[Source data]
# # # # #
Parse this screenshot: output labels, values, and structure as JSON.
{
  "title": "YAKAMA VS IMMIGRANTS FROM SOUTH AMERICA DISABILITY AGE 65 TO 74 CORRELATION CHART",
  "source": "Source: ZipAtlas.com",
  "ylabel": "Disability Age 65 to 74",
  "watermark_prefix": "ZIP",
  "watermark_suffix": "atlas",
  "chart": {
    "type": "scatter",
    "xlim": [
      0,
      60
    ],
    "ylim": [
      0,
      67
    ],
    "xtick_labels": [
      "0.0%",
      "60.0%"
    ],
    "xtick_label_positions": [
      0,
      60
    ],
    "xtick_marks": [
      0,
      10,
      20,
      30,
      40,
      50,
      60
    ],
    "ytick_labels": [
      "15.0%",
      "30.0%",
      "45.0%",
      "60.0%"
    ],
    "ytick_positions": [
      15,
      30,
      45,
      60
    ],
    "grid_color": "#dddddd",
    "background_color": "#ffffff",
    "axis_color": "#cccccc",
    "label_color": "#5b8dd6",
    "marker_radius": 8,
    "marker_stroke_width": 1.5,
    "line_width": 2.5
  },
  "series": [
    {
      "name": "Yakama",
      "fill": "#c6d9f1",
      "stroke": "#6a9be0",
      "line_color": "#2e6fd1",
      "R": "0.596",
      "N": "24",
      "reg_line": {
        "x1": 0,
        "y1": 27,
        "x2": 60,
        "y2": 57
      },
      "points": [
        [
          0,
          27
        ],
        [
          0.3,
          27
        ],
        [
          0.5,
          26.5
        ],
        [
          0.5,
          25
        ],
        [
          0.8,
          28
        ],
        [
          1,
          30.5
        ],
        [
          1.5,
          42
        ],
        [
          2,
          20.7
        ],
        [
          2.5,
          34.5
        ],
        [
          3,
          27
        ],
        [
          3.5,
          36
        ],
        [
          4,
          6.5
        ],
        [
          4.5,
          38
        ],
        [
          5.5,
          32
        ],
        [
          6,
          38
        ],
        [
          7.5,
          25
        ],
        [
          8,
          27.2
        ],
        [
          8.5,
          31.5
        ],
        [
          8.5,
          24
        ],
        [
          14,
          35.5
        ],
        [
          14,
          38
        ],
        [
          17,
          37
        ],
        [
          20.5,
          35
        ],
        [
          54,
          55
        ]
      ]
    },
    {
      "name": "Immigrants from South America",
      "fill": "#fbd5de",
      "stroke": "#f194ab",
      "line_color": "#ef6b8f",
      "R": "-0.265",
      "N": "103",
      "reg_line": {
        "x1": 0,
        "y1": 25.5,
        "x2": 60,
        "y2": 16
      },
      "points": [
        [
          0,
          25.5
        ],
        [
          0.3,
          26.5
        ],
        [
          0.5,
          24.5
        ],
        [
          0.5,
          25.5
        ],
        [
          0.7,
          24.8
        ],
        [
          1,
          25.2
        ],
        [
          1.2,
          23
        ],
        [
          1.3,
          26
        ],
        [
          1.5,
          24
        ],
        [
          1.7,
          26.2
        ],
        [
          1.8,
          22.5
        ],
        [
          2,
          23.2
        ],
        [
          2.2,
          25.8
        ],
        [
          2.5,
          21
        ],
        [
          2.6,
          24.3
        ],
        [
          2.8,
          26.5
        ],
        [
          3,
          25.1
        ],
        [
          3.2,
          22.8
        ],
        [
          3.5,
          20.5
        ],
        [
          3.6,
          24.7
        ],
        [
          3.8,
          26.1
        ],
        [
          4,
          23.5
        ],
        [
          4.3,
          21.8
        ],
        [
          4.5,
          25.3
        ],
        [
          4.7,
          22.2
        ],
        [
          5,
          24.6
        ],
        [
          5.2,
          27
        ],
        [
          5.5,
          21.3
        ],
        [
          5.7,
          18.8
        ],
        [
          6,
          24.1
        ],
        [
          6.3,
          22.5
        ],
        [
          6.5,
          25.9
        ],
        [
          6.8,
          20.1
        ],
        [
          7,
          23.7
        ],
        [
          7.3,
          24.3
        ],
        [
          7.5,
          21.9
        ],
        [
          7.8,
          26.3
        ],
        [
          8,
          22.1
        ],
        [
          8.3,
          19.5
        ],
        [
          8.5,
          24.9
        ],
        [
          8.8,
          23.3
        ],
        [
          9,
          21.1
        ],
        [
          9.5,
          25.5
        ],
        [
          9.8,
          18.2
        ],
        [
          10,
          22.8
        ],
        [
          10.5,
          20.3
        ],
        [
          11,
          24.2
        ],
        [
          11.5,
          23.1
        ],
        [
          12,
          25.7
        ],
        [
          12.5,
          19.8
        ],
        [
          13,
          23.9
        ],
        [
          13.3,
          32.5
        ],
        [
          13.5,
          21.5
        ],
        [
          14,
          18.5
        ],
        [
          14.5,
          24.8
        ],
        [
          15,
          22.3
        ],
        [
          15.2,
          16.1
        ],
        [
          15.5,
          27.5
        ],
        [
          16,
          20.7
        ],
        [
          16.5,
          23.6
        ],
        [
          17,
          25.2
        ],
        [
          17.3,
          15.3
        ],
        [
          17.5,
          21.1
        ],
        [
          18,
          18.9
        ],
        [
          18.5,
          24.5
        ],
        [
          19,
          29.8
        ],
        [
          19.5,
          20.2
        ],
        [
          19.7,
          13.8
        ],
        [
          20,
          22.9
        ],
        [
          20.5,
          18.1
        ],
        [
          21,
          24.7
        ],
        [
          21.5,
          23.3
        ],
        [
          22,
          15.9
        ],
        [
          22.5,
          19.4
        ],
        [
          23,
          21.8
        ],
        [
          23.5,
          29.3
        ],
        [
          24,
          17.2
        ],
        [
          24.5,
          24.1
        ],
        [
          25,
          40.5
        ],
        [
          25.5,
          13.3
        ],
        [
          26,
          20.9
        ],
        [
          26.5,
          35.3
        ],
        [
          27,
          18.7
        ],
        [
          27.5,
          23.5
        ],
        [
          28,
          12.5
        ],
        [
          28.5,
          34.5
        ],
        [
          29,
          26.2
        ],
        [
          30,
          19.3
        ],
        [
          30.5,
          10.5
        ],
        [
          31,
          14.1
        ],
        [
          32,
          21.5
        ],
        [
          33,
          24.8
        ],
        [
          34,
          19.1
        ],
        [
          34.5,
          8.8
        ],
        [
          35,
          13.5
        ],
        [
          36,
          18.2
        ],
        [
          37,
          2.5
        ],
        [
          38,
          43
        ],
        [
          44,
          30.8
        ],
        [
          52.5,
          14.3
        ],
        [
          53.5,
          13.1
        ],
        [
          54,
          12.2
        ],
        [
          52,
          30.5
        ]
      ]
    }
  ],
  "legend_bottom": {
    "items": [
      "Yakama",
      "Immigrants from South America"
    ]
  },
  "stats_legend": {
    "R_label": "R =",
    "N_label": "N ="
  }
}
# # # # #
> _Objective_
Set down the entries verbatim, leaving none out.

> _Solution to this problem_
Parse this screenshot: output labels, values, and structure as JSON.
{
  "title": "YAKAMA VS IMMIGRANTS FROM SOUTH AMERICA DISABILITY AGE 65 TO 74 CORRELATION CHART",
  "source": "Source: ZipAtlas.com",
  "ylabel": "Disability Age 65 to 74",
  "watermark_prefix": "ZIP",
  "watermark_suffix": "atlas",
  "chart": {
    "type": "scatter",
    "xlim": [
      0,
      60
    ],
    "ylim": [
      0,
      67
    ],
    "xtick_labels": [
      "0.0%",
      "60.0%"
    ],
    "xtick_label_positions": [
      0,
      60
    ],
    "xtick_marks": [
      0,
      10,
      20,
      30,
      40,
      50,
      60
    ],
    "ytick_labels": [
      "15.0%",
      "30.0%",
      "45.0%",
      "60.0%"
    ],
    "ytick_positions": [
      15,
      30,
      45,
      60
    ],
    "grid_color": "#dddddd",
    "background_color": "#ffffff",
    "axis_color": "#cccccc",
    "label_color": "#5b8dd6",
    "marker_radius": 8,
    "marker_stroke_width": 1.5,
    "line_width": 2.5
  },
  "series": [
    {
      "name": "Yakama",
      "fill": "#c6d9f1",
      "stroke": "#6a9be0",
      "line_color": "#2e6fd1",
      "R": "0.596",
      "N": "24",
      "reg_line": {
        "x1": 0,
        "y1": 27,
        "x2": 60,
        "y2": 57
      },
      "points": [
        [
          0,
          27
        ],
        [
          0.3,
          27
        ],
        [
          0.5,
          26.5
        ],
        [
          0.5,
          25
        ],
        [
          0.8,
          28
        ],
        [
          1,
          30.5
        ],
        [
          1.5,
          42
        ],
        [
          2,
          20.7
        ],
        [
          2.5,
          34.5
        ],
        [
          3,
          27
        ],
        [
          3.5,
          36
        ],
        [
          4,
          6.5
        ],
        [
          4.5,
          38
        ],
        [
          5.5,
          32
        ],
        [
          6,
          38
        ],
        [
          7.5,
          25
        ],
        [
          8,
          27.2
        ],
        [
          8.5,
          31.5
        ],
        [
          8.5,
          24
        ],
        [
          14,
          35.5
        ],
        [
          14,
          38
        ],
        [
          17,
          37
        ],
        [
          20.5,
          35
        ],
        [
          54,
          55
        ]
      ]
    },
    {
      "name": "Immigrants from South America",
      "fill": "#fbd5de",
      "stroke": "#f194ab",
      "line_color": "#ef6b8f",
      "R": "-0.265",
      "N": "103",
      "reg_line": {
        "x1": 0,
        "y1": 25.5,
        "x2": 60,
        "y2": 16
      },
      "points": [
        [
          0,
          25.5
        ],
        [
          0.3,
          26.5
        ],
        [
          0.5,
          24.5
        ],
        [
          0.5,
          25.5
        ],
        [
          0.7,
          24.8
        ],
        [
          1,
          25.2
        ],
        [
          1.2,
          23
        ],
        [
          1.3,
          26
        ],
        [
          1.5,
          24
        ],
        [
          1.7,
          26.2
        ],
        [
          1.8,
          22.5
        ],
        [
          2,
          23.2
        ],
        [
          2.2,
          25.8
        ],
        [
          2.5,
          21
        ],
        [
          2.6,
          24.3
        ],
        [
          2.8,
          26.5
        ],
        [
          3,
          25.1
        ],
        [
          3.2,
          22.8
        ],
        [
          3.5,
          20.5
        ],
        [
          3.6,
          24.7
        ],
        [
          3.8,
          26.1
        ],
        [
          4,
          23.5
        ],
        [
          4.3,
          21.8
        ],
        [
          4.5,
          25.3
        ],
        [
          4.7,
          22.2
        ],
        [
          5,
          24.6
        ],
        [
          5.2,
          27
        ],
        [
          5.5,
          21.3
        ],
        [
          5.7,
          18.8
        ],
        [
          6,
          24.1
        ],
        [
          6.3,
          22.5
        ],
        [
          6.5,
          25.9
        ],
        [
          6.8,
          20.1
        ],
        [
          7,
          23.7
        ],
        [
          7.3,
          24.3
        ],
        [
          7.5,
          21.9
        ],
        [
          7.8,
          26.3
        ],
        [
          8,
          22.1
        ],
        [
          8.3,
          19.5
        ],
        [
          8.5,
          24.9
        ],
        [
          8.8,
          23.3
        ],
        [
          9,
          21.1
        ],
        [
          9.5,
          25.5
        ],
        [
          9.8,
          18.2
        ],
        [
          10,
          22.8
        ],
        [
          10.5,
          20.3
        ],
        [
          11,
          24.2
        ],
        [
          11.5,
          23.1
        ],
        [
          12,
          25.7
        ],
        [
          12.5,
          19.8
        ],
        [
          13,
          23.9
        ],
        [
          13.3,
          32.5
        ],
        [
          13.5,
          21.5
        ],
        [
          14,
          18.5
        ],
        [
          14.5,
          24.8
        ],
        [
          15,
          22.3
        ],
        [
          15.2,
          16.1
        ],
        [
          15.5,
          27.5
        ],
        [
          16,
          20.7
        ],
        [
          16.5,
          23.6
        ],
        [
          17,
          25.2
        ],
        [
          17.3,
          15.3
        ],
        [
          17.5,
          21.1
        ],
        [
          18,
          18.9
        ],
        [
          18.5,
          24.5
        ],
        [
          19,
          29.8
        ],
        [
          19.5,
          20.2
        ],
        [
          19.7,
          13.8
        ],
        [
          20,
          22.9
        ],
        [
          20.5,
          18.1
        ],
        [
          21,
          24.7
        ],
        [
          21.5,
          23.3
        ],
        [
          22,
          15.9
        ],
        [
          22.5,
          19.4
        ],
        [
          23,
          21.8
        ],
        [
          23.5,
          29.3
        ],
        [
          24,
          17.2
        ],
        [
          24.5,
          24.1
        ],
        [
          25,
          40.5
        ],
        [
          25.5,
          13.3
        ],
        [
          26,
          20.9
        ],
        [
          26.5,
          35.3
        ],
        [
          27,
          18.7
        ],
        [
          27.5,
          23.5
        ],
        [
          28,
          12.5
        ],
        [
          28.5,
          34.5
        ],
        [
          29,
          26.2
        ],
        [
          30,
          19.3
        ],
        [
          30.5,
          10.5
        ],
        [
          31,
          14.1
        ],
        [
          32,
          21.5
        ],
        [
          33,
          24.8
        ],
        [
          34,
          19.1
        ],
        [
          34.5,
          8.8
        ],
        [
          35,
          13.5
        ],
        [
          36,
          18.2
        ],
        [
          37,
          2.5
        ],
        [
          38,
          43
        ],
        [
          44,
          30.8
        ],
        [
          52.5,
          14.3
        ],
        [
          53.5,
          13.1
        ],
        [
          54,
          12.2
        ],
        [
          52,
          30.5
        ]
      ]
    }
  ],
  "legend_bottom": {
    "items": [
      "Yakama",
      "Immigrants from South America"
    ]
  },
  "stats_legend": {
    "R_label": "R =",
    "N_label": "N ="
  }
}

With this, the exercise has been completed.